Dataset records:
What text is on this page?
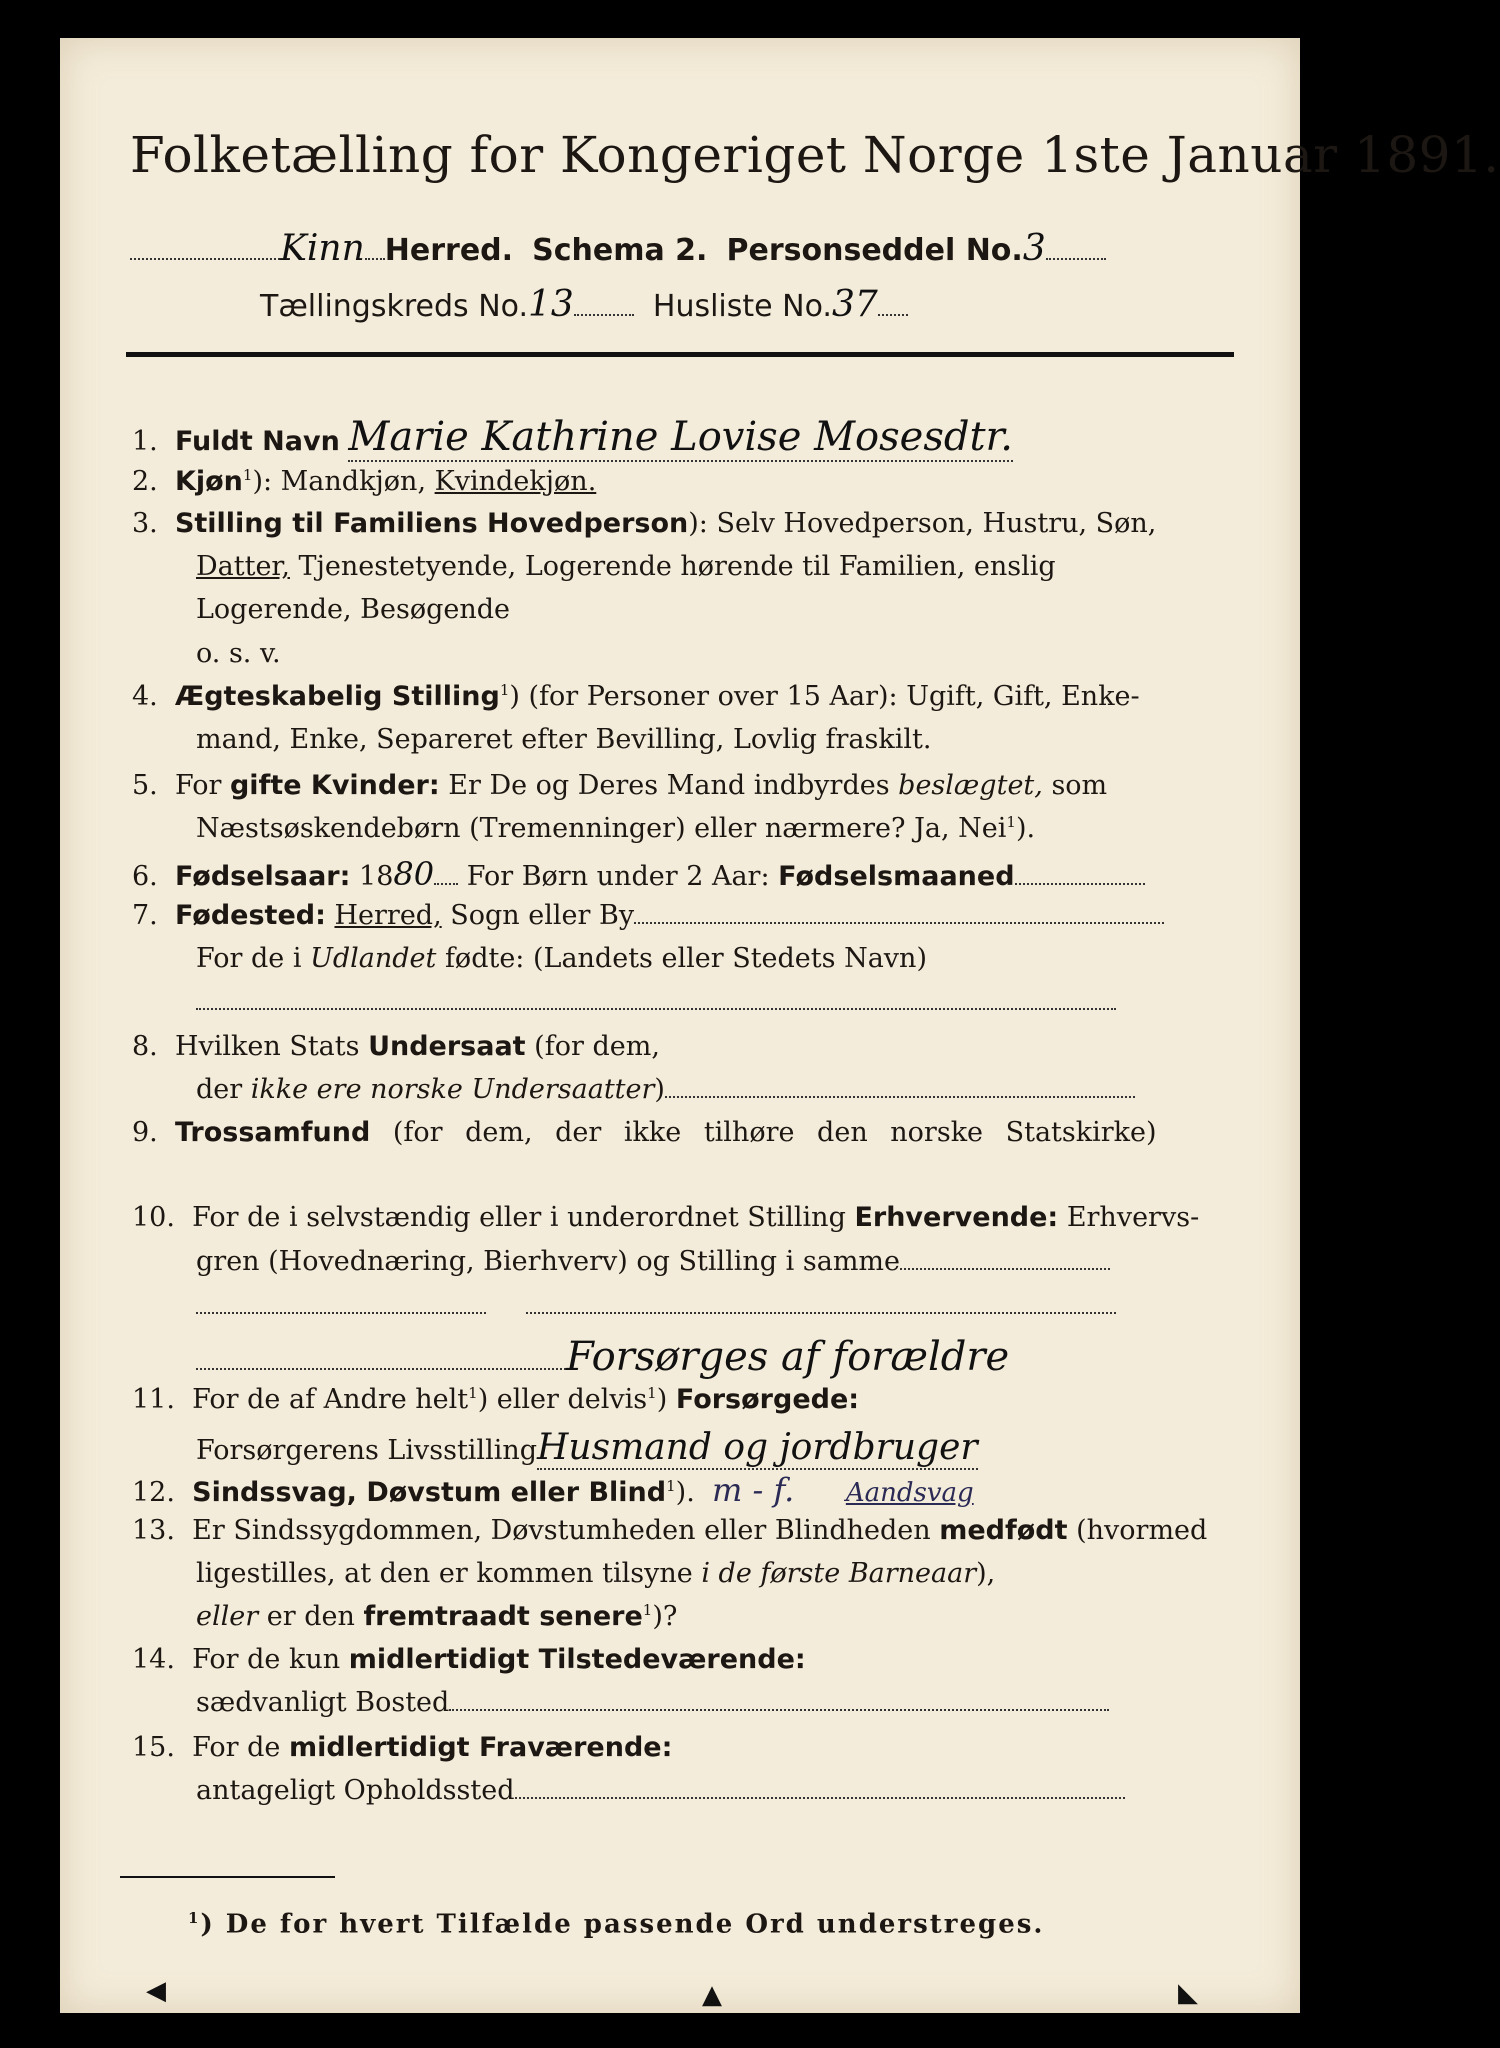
Folketælling for Kongeriget Norge 1ste Januar 1891.
Kinn Herred. Schema 2. Personseddel No.3
Tællingskreds No.13	Husliste No.37
1. Fuldt Navn Marie Kathrine Lovise Mosesdtr.
2. Kjøn$^1$): Mandkjøn, Kvindekjøn.
3. Stilling til Familiens Hovedperson): Selv Hovedperson, Hustru, Søn,
Datter, Tjenestetyende, Logerende hørende til Familien, enslig
Logerende, Besøgende
o. s. v.
4. Ægteskabelig Stilling$^1$) (for Personer over 15 Aar): Ugift, Gift, Enke-
mand, Enke, Separeret efter Bevilling, Lovlig fraskilt.
5. For gifte Kvinder: Er De og Deres Mand indbyrdes beslægtet, som
Næstsøskendebørn (Tremenninger) eller nærmere? Ja, Nei$^1$).
6. Fødselsaar: 1880 For Børn under 2 Aar: Fødselsmaaned
7. Fødested: Herred, Sogn eller By
For de i Udlandet fødte: (Landets eller Stedets Navn)
8. Hvilken Stats Undersaat (for dem,
der ikke ere norske Undersaatter)
9. Trossamfund (for dem, der ikke tilhøre den norske Statskirke)
10. For de i selvstændig eller i underordnet Stilling Erhvervende: Erhvervs-
gren (Hovednæring, Bierhverv) og Stilling i samme
Forsørges af forældre
11. For de af Andre helt$^1$) eller delvis$^1$) Forsørgede:
Forsørgerens LivsstillingHusmand og jordbruger
12. Sindssvag, Døvstum eller Blind$^1$). m - f. Aandsvag
13. Er Sindssygdommen, Døvstumheden eller Blindheden medfødt (hvormed
ligestilles, at den er kommen tilsyne i de første Barneaar),
eller er den fremtraadt senere$^1$)?
14. For de kun midlertidigt Tilstedeværende:
sædvanligt Bosted
15. For de midlertidigt Fraværende:
antageligt Opholdssted
$^1$) De for hvert Tilfælde passende Ord understreges.
◀	▲	◣
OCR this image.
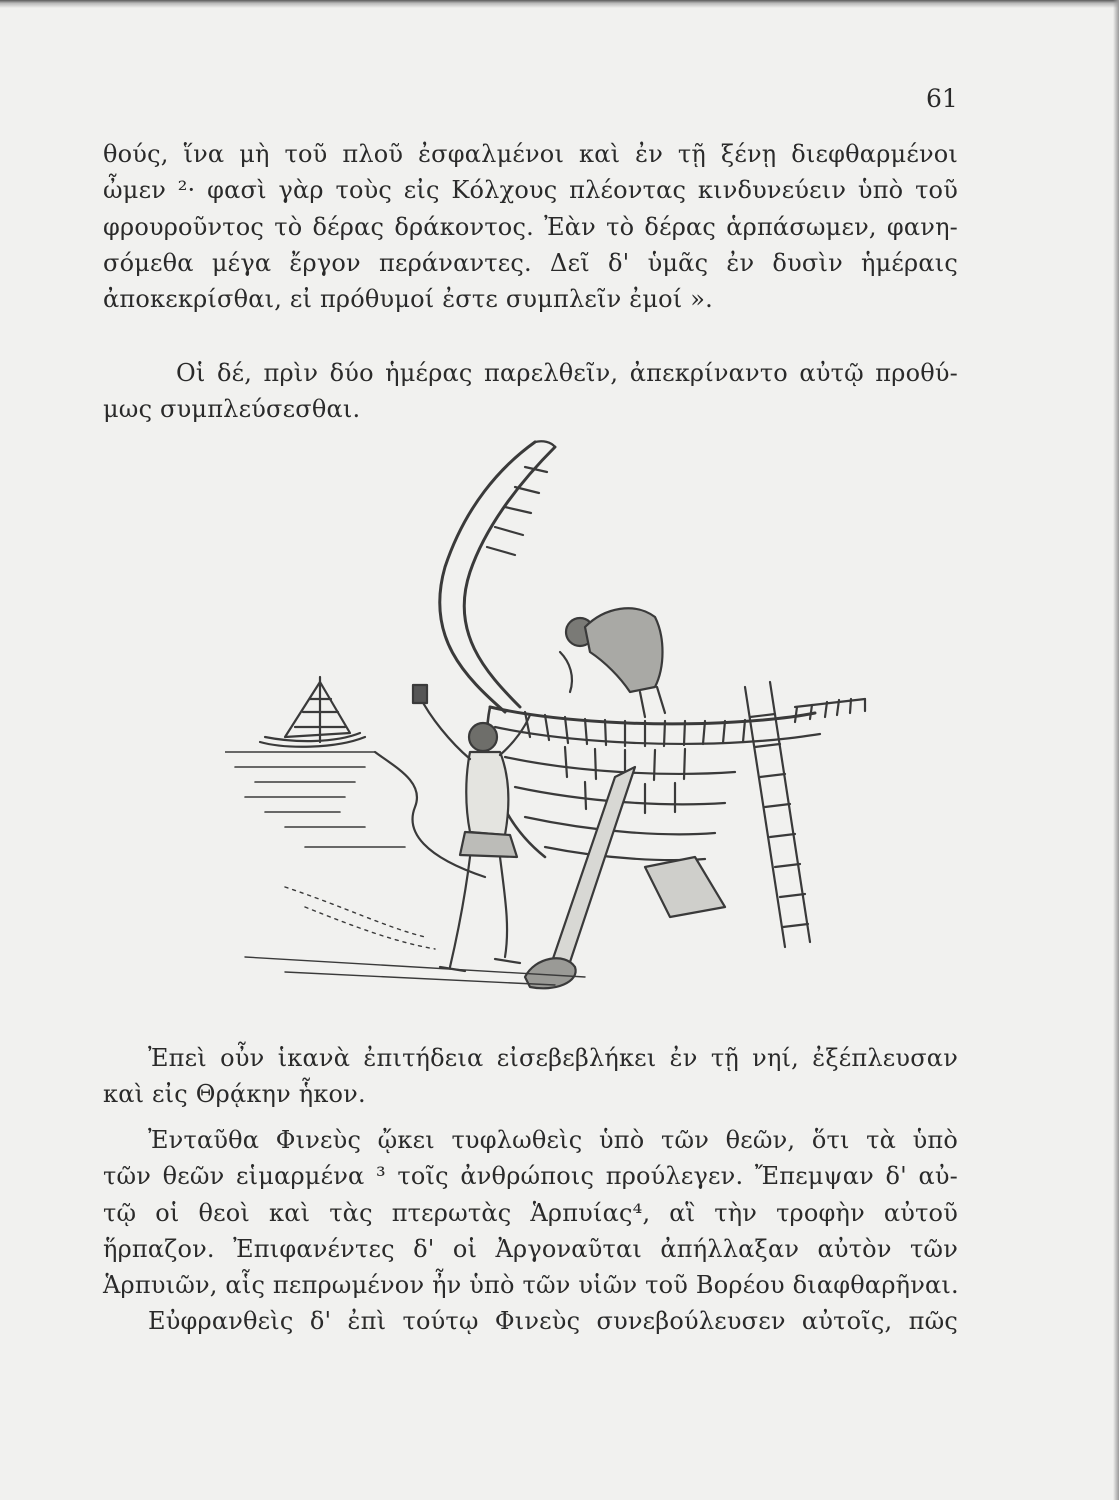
61
θούς, ἵνα μὴ τοῦ πλοῦ ἐσφαλμένοι καὶ ἐν τῇ ξένῃ διεφθαρμένοι
ὦμεν ²· φασὶ γὰρ τοὺς εἰς Κόλχους πλέοντας κινδυνεύειν ὑπὸ τοῦ
φρουροῦντος τὸ δέρας δράκοντος. Ἐὰν τὸ δέρας ἁρπάσωμεν, φανη-
σόμεθα μέγα ἔργον περάναντες. Δεῖ δ' ὑμᾶς ἐν δυσὶν ἡμέραις
ἀποκεκρίσθαι, εἰ πρόθυμοί ἐστε συμπλεῖν ἐμοί ».
Οἱ δέ, πρὶν δύο ἡμέρας παρελθεῖν, ἀπεκρίναντο αὐτῷ προθύ-
μως συμπλεύσεσθαι.
Ἐπεὶ οὖν ἱκανὰ ἐπιτήδεια εἰσεβεβλήκει ἐν τῇ νηί, ἐξέπλευσαν
καὶ εἰς Θρᾴκην ἧκον.
Ἐνταῦθα Φινεὺς ᾤκει τυφλωθεὶς ὑπὸ τῶν θεῶν, ὅτι τὰ ὑπὸ
τῶν θεῶν εἱμαρμένα ³ τοῖς ἀνθρώποις προύλεγεν. Ἔπεμψαν δ' αὐ-
τῷ οἱ θεοὶ καὶ τὰς πτερωτὰς Ἁρπυίας⁴, αἳ τὴν τροφὴν αὐτοῦ
ἥρπαζον. Ἐπιφανέντες δ' οἱ Ἀργοναῦται ἀπήλλαξαν αὐτὸν τῶν
Ἁρπυιῶν, αἷς πεπρωμένον ἦν ὑπὸ τῶν υἱῶν τοῦ Βορέου διαφθαρῆναι.
Εὐφρανθεὶς δ' ἐπὶ τούτῳ Φινεὺς συνεβούλευσεν αὐτοῖς, πῶς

- [What the task requires]
Omit the pictures and output all of the other material exactly.

- [Response]
What text is on this page?
Folketælling for Kongeriget Norge 1ste Januar 1891.
Kinn Herred. Schema 2. Personseddel No.3
Tællingskreds No.13	Husliste No.37
1. Fuldt Navn Marie Kathrine Lovise Mosesdtr.
2. Kjøn$^1$): Mandkjøn, Kvindekjøn.
3. Stilling til Familiens Hovedperson): Selv Hovedperson, Hustru, Søn,
Datter, Tjenestetyende, Logerende hørende til Familien, enslig
Logerende, Besøgende
o. s. v.
4. Ægteskabelig Stilling$^1$) (for Personer over 15 Aar): Ugift, Gift, Enke-
mand, Enke, Separeret efter Bevilling, Lovlig fraskilt.
5. For gifte Kvinder: Er De og Deres Mand indbyrdes beslægtet, som
Næstsøskendebørn (Tremenninger) eller nærmere? Ja, Nei$^1$).
6. Fødselsaar: 1880 For Børn under 2 Aar: Fødselsmaaned
7. Fødested: Herred, Sogn eller By
For de i Udlandet fødte: (Landets eller Stedets Navn)
8. Hvilken Stats Undersaat (for dem,
der ikke ere norske Undersaatter)
9. Trossamfund (for dem, der ikke tilhøre den norske Statskirke)
10. For de i selvstændig eller i underordnet Stilling Erhvervende: Erhvervs-
gren (Hovednæring, Bierhverv) og Stilling i samme
Forsørges af forældre
11. For de af Andre helt$^1$) eller delvis$^1$) Forsørgede:
Forsørgerens LivsstillingHusmand og jordbruger
12. Sindssvag, Døvstum eller Blind$^1$). m - f. Aandsvag
13. Er Sindssygdommen, Døvstumheden eller Blindheden medfødt (hvormed
ligestilles, at den er kommen tilsyne i de første Barneaar),
eller er den fremtraadt senere$^1$)?
14. For de kun midlertidigt Tilstedeværende:
sædvanligt Bosted
15. For de midlertidigt Fraværende:
antageligt Opholdssted
$^1$) De for hvert Tilfælde passende Ord understreges.
◀	▲	◣
OCR this image.
61
θούς, ἵνα μὴ τοῦ πλοῦ ἐσφαλμένοι καὶ ἐν τῇ ξένῃ διεφθαρμένοι
ὦμεν ²· φασὶ γὰρ τοὺς εἰς Κόλχους πλέοντας κινδυνεύειν ὑπὸ τοῦ
φρουροῦντος τὸ δέρας δράκοντος. Ἐὰν τὸ δέρας ἁρπάσωμεν, φανη-
σόμεθα μέγα ἔργον περάναντες. Δεῖ δ' ὑμᾶς ἐν δυσὶν ἡμέραις
ἀποκεκρίσθαι, εἰ πρόθυμοί ἐστε συμπλεῖν ἐμοί ».
Οἱ δέ, πρὶν δύο ἡμέρας παρελθεῖν, ἀπεκρίναντο αὐτῷ προθύ-
μως συμπλεύσεσθαι.
Ἐπεὶ οὖν ἱκανὰ ἐπιτήδεια εἰσεβεβλήκει ἐν τῇ νηί, ἐξέπλευσαν
καὶ εἰς Θρᾴκην ἧκον.
Ἐνταῦθα Φινεὺς ᾤκει τυφλωθεὶς ὑπὸ τῶν θεῶν, ὅτι τὰ ὑπὸ
τῶν θεῶν εἱμαρμένα ³ τοῖς ἀνθρώποις προύλεγεν. Ἔπεμψαν δ' αὐ-
τῷ οἱ θεοὶ καὶ τὰς πτερωτὰς Ἁρπυίας⁴, αἳ τὴν τροφὴν αὐτοῦ
ἥρπαζον. Ἐπιφανέντες δ' οἱ Ἀργοναῦται ἀπήλλαξαν αὐτὸν τῶν
Ἁρπυιῶν, αἷς πεπρωμένον ἦν ὑπὸ τῶν υἱῶν τοῦ Βορέου διαφθαρῆναι.
Εὐφρανθεὶς δ' ἐπὶ τούτῳ Φινεὺς συνεβούλευσεν αὐτοῖς, πῶς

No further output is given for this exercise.